Collected data entries:
■ ■ ■

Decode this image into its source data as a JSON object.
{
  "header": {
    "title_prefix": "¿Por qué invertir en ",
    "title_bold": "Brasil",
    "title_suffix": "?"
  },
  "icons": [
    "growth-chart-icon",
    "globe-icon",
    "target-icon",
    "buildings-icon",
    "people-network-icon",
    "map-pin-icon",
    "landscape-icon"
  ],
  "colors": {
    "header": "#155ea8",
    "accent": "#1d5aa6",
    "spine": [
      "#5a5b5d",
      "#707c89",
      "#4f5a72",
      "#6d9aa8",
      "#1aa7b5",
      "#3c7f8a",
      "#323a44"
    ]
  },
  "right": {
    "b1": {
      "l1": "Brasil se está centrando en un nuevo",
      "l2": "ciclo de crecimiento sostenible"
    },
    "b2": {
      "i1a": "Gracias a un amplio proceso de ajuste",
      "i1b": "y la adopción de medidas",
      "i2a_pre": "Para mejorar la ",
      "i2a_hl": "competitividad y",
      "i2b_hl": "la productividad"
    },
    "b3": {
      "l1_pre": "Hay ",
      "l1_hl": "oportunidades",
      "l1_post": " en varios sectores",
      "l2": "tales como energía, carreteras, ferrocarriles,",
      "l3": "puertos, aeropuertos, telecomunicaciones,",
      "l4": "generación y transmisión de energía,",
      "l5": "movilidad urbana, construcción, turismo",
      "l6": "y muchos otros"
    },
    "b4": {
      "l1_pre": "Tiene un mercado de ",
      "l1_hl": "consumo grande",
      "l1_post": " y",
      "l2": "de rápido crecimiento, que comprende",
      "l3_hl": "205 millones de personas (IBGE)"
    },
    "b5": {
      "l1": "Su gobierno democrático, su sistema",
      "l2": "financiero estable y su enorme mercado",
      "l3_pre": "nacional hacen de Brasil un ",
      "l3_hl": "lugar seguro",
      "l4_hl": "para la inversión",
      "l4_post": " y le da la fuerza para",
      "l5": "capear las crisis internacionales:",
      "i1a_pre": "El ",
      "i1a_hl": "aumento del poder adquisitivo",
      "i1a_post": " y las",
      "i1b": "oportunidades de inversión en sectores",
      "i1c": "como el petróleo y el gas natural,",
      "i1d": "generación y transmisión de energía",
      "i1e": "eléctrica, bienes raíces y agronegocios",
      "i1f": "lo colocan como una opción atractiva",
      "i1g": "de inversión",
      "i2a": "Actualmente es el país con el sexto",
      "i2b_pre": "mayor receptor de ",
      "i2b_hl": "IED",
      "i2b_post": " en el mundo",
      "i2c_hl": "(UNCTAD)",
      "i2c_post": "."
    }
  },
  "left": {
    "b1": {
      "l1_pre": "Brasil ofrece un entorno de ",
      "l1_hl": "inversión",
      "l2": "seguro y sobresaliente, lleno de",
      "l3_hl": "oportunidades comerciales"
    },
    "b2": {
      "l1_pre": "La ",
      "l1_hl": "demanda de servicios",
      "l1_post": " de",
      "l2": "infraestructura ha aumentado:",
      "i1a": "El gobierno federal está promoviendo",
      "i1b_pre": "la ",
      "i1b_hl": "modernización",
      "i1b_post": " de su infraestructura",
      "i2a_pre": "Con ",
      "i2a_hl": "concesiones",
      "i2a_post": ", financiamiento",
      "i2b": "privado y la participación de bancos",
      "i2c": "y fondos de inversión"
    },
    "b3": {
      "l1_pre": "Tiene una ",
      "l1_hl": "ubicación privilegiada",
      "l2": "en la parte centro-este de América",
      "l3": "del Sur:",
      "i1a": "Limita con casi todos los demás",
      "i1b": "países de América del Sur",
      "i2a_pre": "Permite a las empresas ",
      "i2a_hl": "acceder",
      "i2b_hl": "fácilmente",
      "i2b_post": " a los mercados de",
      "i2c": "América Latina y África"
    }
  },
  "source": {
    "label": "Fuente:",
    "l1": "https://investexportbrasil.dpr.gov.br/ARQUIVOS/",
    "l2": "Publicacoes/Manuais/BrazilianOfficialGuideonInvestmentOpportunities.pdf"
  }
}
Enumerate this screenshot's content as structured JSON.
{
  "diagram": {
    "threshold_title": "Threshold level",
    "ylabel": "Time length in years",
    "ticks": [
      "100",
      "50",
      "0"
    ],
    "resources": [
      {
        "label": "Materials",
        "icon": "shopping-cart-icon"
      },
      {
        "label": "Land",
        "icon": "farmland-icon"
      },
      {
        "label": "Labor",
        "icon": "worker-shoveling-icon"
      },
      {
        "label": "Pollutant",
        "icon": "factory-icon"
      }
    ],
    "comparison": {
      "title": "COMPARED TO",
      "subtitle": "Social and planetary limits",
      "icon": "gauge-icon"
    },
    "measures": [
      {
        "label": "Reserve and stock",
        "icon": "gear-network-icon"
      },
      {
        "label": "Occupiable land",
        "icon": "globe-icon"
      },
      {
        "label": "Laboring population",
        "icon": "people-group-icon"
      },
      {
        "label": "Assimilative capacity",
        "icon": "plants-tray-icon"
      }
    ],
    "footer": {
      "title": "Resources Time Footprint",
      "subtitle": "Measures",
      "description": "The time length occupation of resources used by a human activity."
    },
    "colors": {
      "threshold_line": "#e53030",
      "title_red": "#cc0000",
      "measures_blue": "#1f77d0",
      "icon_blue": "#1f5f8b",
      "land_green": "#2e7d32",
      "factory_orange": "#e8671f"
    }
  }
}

■ ■ ■

#### TASK DESCRIPTION
Exactly as shown above, return every record.

#### ANSWER TO THIS TASK
Decode this image into its source data as a JSON object.
{
  "header": {
    "title_prefix": "¿Por qué invertir en ",
    "title_bold": "Brasil",
    "title_suffix": "?"
  },
  "icons": [
    "growth-chart-icon",
    "globe-icon",
    "target-icon",
    "buildings-icon",
    "people-network-icon",
    "map-pin-icon",
    "landscape-icon"
  ],
  "colors": {
    "header": "#155ea8",
    "accent": "#1d5aa6",
    "spine": [
      "#5a5b5d",
      "#707c89",
      "#4f5a72",
      "#6d9aa8",
      "#1aa7b5",
      "#3c7f8a",
      "#323a44"
    ]
  },
  "right": {
    "b1": {
      "l1": "Brasil se está centrando en un nuevo",
      "l2": "ciclo de crecimiento sostenible"
    },
    "b2": {
      "i1a": "Gracias a un amplio proceso de ajuste",
      "i1b": "y la adopción de medidas",
      "i2a_pre": "Para mejorar la ",
      "i2a_hl": "competitividad y",
      "i2b_hl": "la productividad"
    },
    "b3": {
      "l1_pre": "Hay ",
      "l1_hl": "oportunidades",
      "l1_post": " en varios sectores",
      "l2": "tales como energía, carreteras, ferrocarriles,",
      "l3": "puertos, aeropuertos, telecomunicaciones,",
      "l4": "generación y transmisión de energía,",
      "l5": "movilidad urbana, construcción, turismo",
      "l6": "y muchos otros"
    },
    "b4": {
      "l1_pre": "Tiene un mercado de ",
      "l1_hl": "consumo grande",
      "l1_post": " y",
      "l2": "de rápido crecimiento, que comprende",
      "l3_hl": "205 millones de personas (IBGE)"
    },
    "b5": {
      "l1": "Su gobierno democrático, su sistema",
      "l2": "financiero estable y su enorme mercado",
      "l3_pre": "nacional hacen de Brasil un ",
      "l3_hl": "lugar seguro",
      "l4_hl": "para la inversión",
      "l4_post": " y le da la fuerza para",
      "l5": "capear las crisis internacionales:",
      "i1a_pre": "El ",
      "i1a_hl": "aumento del poder adquisitivo",
      "i1a_post": " y las",
      "i1b": "oportunidades de inversión en sectores",
      "i1c": "como el petróleo y el gas natural,",
      "i1d": "generación y transmisión de energía",
      "i1e": "eléctrica, bienes raíces y agronegocios",
      "i1f": "lo colocan como una opción atractiva",
      "i1g": "de inversión",
      "i2a": "Actualmente es el país con el sexto",
      "i2b_pre": "mayor receptor de ",
      "i2b_hl": "IED",
      "i2b_post": " en el mundo",
      "i2c_hl": "(UNCTAD)",
      "i2c_post": "."
    }
  },
  "left": {
    "b1": {
      "l1_pre": "Brasil ofrece un entorno de ",
      "l1_hl": "inversión",
      "l2": "seguro y sobresaliente, lleno de",
      "l3_hl": "oportunidades comerciales"
    },
    "b2": {
      "l1_pre": "La ",
      "l1_hl": "demanda de servicios",
      "l1_post": " de",
      "l2": "infraestructura ha aumentado:",
      "i1a": "El gobierno federal está promoviendo",
      "i1b_pre": "la ",
      "i1b_hl": "modernización",
      "i1b_post": " de su infraestructura",
      "i2a_pre": "Con ",
      "i2a_hl": "concesiones",
      "i2a_post": ", financiamiento",
      "i2b": "privado y la participación de bancos",
      "i2c": "y fondos de inversión"
    },
    "b3": {
      "l1_pre": "Tiene una ",
      "l1_hl": "ubicación privilegiada",
      "l2": "en la parte centro-este de América",
      "l3": "del Sur:",
      "i1a": "Limita con casi todos los demás",
      "i1b": "países de América del Sur",
      "i2a_pre": "Permite a las empresas ",
      "i2a_hl": "acceder",
      "i2b_hl": "fácilmente",
      "i2b_post": " a los mercados de",
      "i2c": "América Latina y África"
    }
  },
  "source": {
    "label": "Fuente:",
    "l1": "https://investexportbrasil.dpr.gov.br/ARQUIVOS/",
    "l2": "Publicacoes/Manuais/BrazilianOfficialGuideonInvestmentOpportunities.pdf"
  }
}
Enumerate this screenshot's content as structured JSON.
{
  "diagram": {
    "threshold_title": "Threshold level",
    "ylabel": "Time length in years",
    "ticks": [
      "100",
      "50",
      "0"
    ],
    "resources": [
      {
        "label": "Materials",
        "icon": "shopping-cart-icon"
      },
      {
        "label": "Land",
        "icon": "farmland-icon"
      },
      {
        "label": "Labor",
        "icon": "worker-shoveling-icon"
      },
      {
        "label": "Pollutant",
        "icon": "factory-icon"
      }
    ],
    "comparison": {
      "title": "COMPARED TO",
      "subtitle": "Social and planetary limits",
      "icon": "gauge-icon"
    },
    "measures": [
      {
        "label": "Reserve and stock",
        "icon": "gear-network-icon"
      },
      {
        "label": "Occupiable land",
        "icon": "globe-icon"
      },
      {
        "label": "Laboring population",
        "icon": "people-group-icon"
      },
      {
        "label": "Assimilative capacity",
        "icon": "plants-tray-icon"
      }
    ],
    "footer": {
      "title": "Resources Time Footprint",
      "subtitle": "Measures",
      "description": "The time length occupation of resources used by a human activity."
    },
    "colors": {
      "threshold_line": "#e53030",
      "title_red": "#cc0000",
      "measures_blue": "#1f77d0",
      "icon_blue": "#1f5f8b",
      "land_green": "#2e7d32",
      "factory_orange": "#e8671f"
    }
  }
}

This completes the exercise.